Given task: Recast every line of the listing below as a Markdown table with the columns Line No. and Text, numbering the rows in order and skipping blank lines. Leave the pictures out of the table.
[START Exercise input]
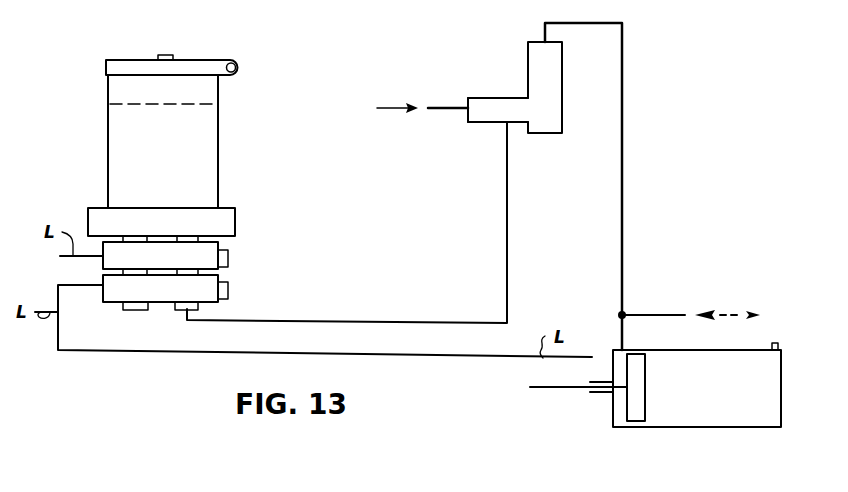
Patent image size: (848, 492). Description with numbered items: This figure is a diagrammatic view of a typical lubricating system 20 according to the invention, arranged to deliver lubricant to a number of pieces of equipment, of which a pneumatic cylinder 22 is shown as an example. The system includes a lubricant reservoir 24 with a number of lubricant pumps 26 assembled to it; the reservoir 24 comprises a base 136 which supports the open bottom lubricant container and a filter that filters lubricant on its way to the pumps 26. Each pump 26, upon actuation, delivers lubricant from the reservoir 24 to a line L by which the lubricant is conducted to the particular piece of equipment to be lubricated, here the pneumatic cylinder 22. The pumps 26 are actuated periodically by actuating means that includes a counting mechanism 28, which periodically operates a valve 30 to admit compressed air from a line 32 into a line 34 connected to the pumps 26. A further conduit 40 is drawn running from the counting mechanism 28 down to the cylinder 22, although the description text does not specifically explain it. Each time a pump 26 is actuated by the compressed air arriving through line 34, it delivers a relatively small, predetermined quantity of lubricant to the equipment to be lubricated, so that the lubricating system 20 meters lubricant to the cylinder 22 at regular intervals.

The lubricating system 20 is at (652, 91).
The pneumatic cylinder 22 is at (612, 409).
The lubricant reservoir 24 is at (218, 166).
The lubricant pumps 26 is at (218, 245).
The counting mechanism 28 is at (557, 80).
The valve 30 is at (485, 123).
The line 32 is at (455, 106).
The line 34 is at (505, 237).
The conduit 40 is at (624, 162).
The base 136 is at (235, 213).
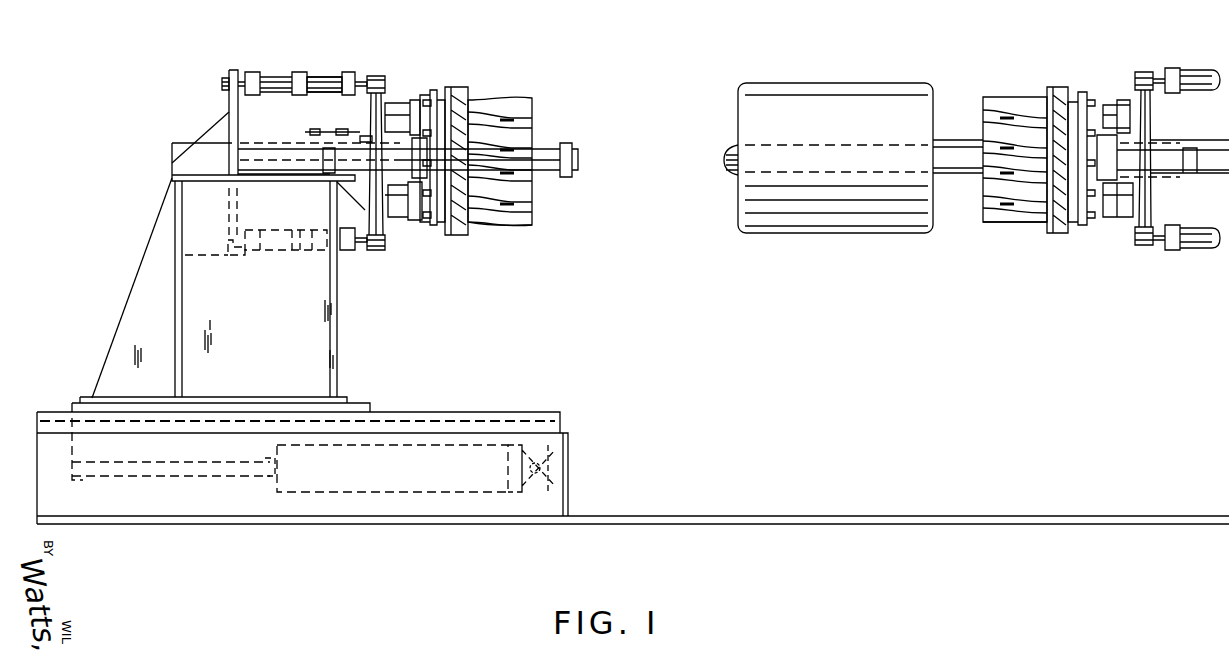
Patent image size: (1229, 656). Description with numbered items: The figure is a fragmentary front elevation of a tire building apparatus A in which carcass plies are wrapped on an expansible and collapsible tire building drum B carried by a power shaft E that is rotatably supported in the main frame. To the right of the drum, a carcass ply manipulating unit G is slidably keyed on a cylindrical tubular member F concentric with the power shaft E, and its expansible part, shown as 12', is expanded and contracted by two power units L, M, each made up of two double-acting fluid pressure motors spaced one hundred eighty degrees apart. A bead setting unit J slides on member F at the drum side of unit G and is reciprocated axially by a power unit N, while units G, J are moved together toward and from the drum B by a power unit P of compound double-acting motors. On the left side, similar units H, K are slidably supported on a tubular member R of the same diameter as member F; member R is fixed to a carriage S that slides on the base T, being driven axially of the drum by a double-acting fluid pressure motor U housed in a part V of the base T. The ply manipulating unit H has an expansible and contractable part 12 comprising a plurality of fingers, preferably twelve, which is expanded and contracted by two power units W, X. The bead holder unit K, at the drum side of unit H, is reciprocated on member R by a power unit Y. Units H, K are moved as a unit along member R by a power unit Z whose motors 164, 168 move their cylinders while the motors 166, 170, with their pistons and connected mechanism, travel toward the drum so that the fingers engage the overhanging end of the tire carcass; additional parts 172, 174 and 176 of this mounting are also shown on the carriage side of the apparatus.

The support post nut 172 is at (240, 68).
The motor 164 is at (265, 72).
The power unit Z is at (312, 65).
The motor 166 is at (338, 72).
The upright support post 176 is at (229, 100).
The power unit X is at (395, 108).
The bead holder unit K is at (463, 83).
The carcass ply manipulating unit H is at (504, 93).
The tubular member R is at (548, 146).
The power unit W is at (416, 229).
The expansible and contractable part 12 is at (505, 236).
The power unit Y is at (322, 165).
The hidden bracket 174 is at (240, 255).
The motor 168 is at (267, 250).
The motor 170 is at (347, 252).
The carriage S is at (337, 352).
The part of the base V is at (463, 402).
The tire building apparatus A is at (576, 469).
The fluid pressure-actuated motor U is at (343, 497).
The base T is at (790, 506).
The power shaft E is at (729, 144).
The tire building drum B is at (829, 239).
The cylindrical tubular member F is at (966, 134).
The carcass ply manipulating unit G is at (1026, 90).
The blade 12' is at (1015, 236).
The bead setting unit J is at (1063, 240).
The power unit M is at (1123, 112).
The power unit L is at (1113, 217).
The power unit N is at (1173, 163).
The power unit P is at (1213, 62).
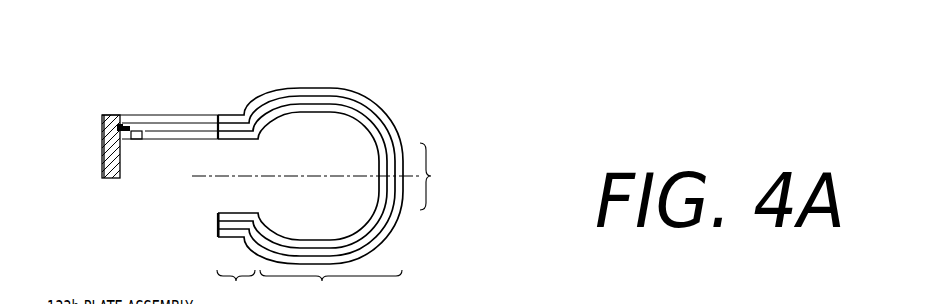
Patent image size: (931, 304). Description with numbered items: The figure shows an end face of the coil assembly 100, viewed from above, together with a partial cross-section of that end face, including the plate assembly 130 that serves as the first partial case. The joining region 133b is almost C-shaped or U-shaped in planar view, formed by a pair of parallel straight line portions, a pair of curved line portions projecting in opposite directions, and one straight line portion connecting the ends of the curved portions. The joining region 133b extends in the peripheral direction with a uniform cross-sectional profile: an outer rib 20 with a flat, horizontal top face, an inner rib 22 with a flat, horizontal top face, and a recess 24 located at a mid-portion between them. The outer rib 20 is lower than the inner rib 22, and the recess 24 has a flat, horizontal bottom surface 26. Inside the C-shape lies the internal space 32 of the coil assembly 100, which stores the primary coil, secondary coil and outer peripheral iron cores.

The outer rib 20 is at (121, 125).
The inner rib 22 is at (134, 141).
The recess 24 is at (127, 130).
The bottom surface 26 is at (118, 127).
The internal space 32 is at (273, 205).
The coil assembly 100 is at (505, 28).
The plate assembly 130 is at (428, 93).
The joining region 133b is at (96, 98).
[END Exercise input]
Expected answer:
| Line No. | Text |
|---|---|
| 1 | Patent image size: (848, 492). Description with numbered items: This figure is a diagrammatic view of a typical lubricating system 20 according to the invention, arranged to deliver lubricant to a number of pieces of equipment, of which a pneumatic cylinder 22 is shown as an example. The system includes a lubricant reservoir 24 with a number of lubricant pumps 26 assembled to it; the reservoir 24 comprises a base 136 which supports the open bottom lubricant container and a filter that filters lubricant on its way to the pumps 26. Each pump 26, upon actuation, delivers lubricant from the reservoir 24 to a line L by which the lubricant is conducted to the particular piece of equipment to be lubricated, here the pneumatic cylinder 22. The pumps 26 are actuated periodically by actuating means that includes a counting mechanism 28, which periodically operates a valve 30 to admit compressed air from a line 32 into a line 34 connected to the pumps 26. A further conduit 40 is drawn running from the counting mechanism 28 down to the cylinder 22, although the description text does not specifically explain it. Each time a pump 26 is actuated by the compressed air arriving through line 34, it delivers a relatively small, predetermined quantity of lubricant to the equipment to be lubricated, so that the lubricating system 20 meters lubricant to the cylinder 22 at regular intervals. |
| 2 | The lubricating system 20 is at (652, 91). |
| 3 | The pneumatic cylinder 22 is at (612, 409). |
| 4 | The lubricant reservoir 24 is at (218, 166). |
| 5 | The lubricant pumps 26 is at (218, 245). |
| 6 | The counting mechanism 28 is at (557, 80). |
| 7 | The valve 30 is at (485, 123). |
| 8 | The line 32 is at (455, 106). |
| 9 | The line 34 is at (505, 237). |
| 10 | The conduit 40 is at (624, 162). |
| 11 | The base 136 is at (235, 213). |
| 12 | Patent image size: (1229, 656). Description with numbered items: The figure is a fragmentary front elevation of a tire building apparatus A in which carcass plies are wrapped on an expansible and collapsible tire building drum B carried by a power shaft E that is rotatably supported in the main frame. To the right of the drum, a carcass ply manipulating unit G is slidably keyed on a cylindrical tubular member F concentric with the power shaft E, and its expansible part, shown as 12', is expanded and contracted by two power units L, M, each made up of two double-acting fluid pressure motors spaced one hundred eighty degrees apart. A bead setting unit J slides on member F at the drum side of unit G and is reciprocated axially by a power unit N, while units G, J are moved together toward and from the drum B by a power unit P of compound double-acting motors. On the left side, similar units H, K are slidably supported on a tubular member R of the same diameter as member F; member R is fixed to a carriage S that slides on the base T, being driven axially of the drum by a double-acting fluid pressure motor U housed in a part V of the base T. The ply manipulating unit H has an expansible and contractable part 12 comprising a plurality of fingers, preferably twelve, which is expanded and contracted by two power units W, X. The bead holder unit K, at the drum side of unit H, is reciprocated on member R by a power unit Y. Units H, K are moved as a unit along member R by a power unit Z whose motors 164, 168 move their cylinders while the motors 166, 170, with their pistons and connected mechanism, travel toward the drum so that the fingers engage the overhanging end of the tire carcass; additional parts 172, 174 and 176 of this mounting are also shown on the carriage side of the apparatus. |
| 13 | The support post nut 172 is at (240, 68). |
| 14 | The motor 164 is at (265, 72). |
| 15 | The power unit Z is at (312, 65). |
| 16 | The motor 166 is at (338, 72). |
| 17 | The upright support post 176 is at (229, 100). |
| 18 | The power unit X is at (395, 108). |
| 19 | The bead holder unit K is at (463, 83). |
| 20 | The carcass ply manipulating unit H is at (504, 93). |
| 21 | The tubular member R is at (548, 146). |
| 22 | The power unit W is at (416, 229). |
| 23 | The expansible and contractable part 12 is at (505, 236). |
| 24 | The power unit Y is at (322, 165). |
| 25 | The hidden bracket 174 is at (240, 255). |
| 26 | The motor 168 is at (267, 250). |
| 27 | The motor 170 is at (347, 252). |
| 28 | The carriage S is at (337, 352). |
| 29 | The part of the base V is at (463, 402). |
| 30 | The tire building apparatus A is at (576, 469). |
| 31 | The fluid pressure-actuated motor U is at (343, 497). |
| 32 | The base T is at (790, 506). |
| 33 | The power shaft E is at (729, 144). |
| 34 | The tire building drum B is at (829, 239). |
| 35 | The cylindrical tubular member F is at (966, 134). |
| 36 | The carcass ply manipulating unit G is at (1026, 90). |
| 37 | The blade 12' is at (1015, 236). |
| 38 | The bead setting unit J is at (1063, 240). |
| 39 | The power unit M is at (1123, 112). |
| 40 | The power unit L is at (1113, 217). |
| 41 | The power unit N is at (1173, 163). |
| 42 | The power unit P is at (1213, 62). |
| 43 | Patent image size: (931, 304). Description with numbered items: The figure shows an end face of the coil assembly 100, viewed from above, together with a partial cross-section of that end face, including the plate assembly 130 that serves as the first partial case. The joining region 133b is almost C-shaped or U-shaped in planar view, formed by a pair of parallel straight line portions, a pair of curved line portions projecting in opposite directions, and one straight line portion connecting the ends of the curved portions. The joining region 133b extends in the peripheral direction with a uniform cross-sectional profile: an outer rib 20 with a flat, horizontal top face, an inner rib 22 with a flat, horizontal top face, and a recess 24 located at a mid-portion between them. The outer rib 20 is lower than the inner rib 22, and the recess 24 has a flat, horizontal bottom surface 26. Inside the C-shape lies the internal space 32 of the coil assembly 100, which stores the primary coil, secondary coil and outer peripheral iron cores. |
| 44 | The outer rib 20 is at (121, 125). |
| 45 | The inner rib 22 is at (134, 141). |
| 46 | The recess 24 is at (127, 130). |
| 47 | The bottom surface 26 is at (118, 127). |
| 48 | The internal space 32 is at (273, 205). |
| 49 | The coil assembly 100 is at (505, 28). |
| 50 | The plate assembly 130 is at (428, 93). |
| 51 | The joining region 133b is at (96, 98). |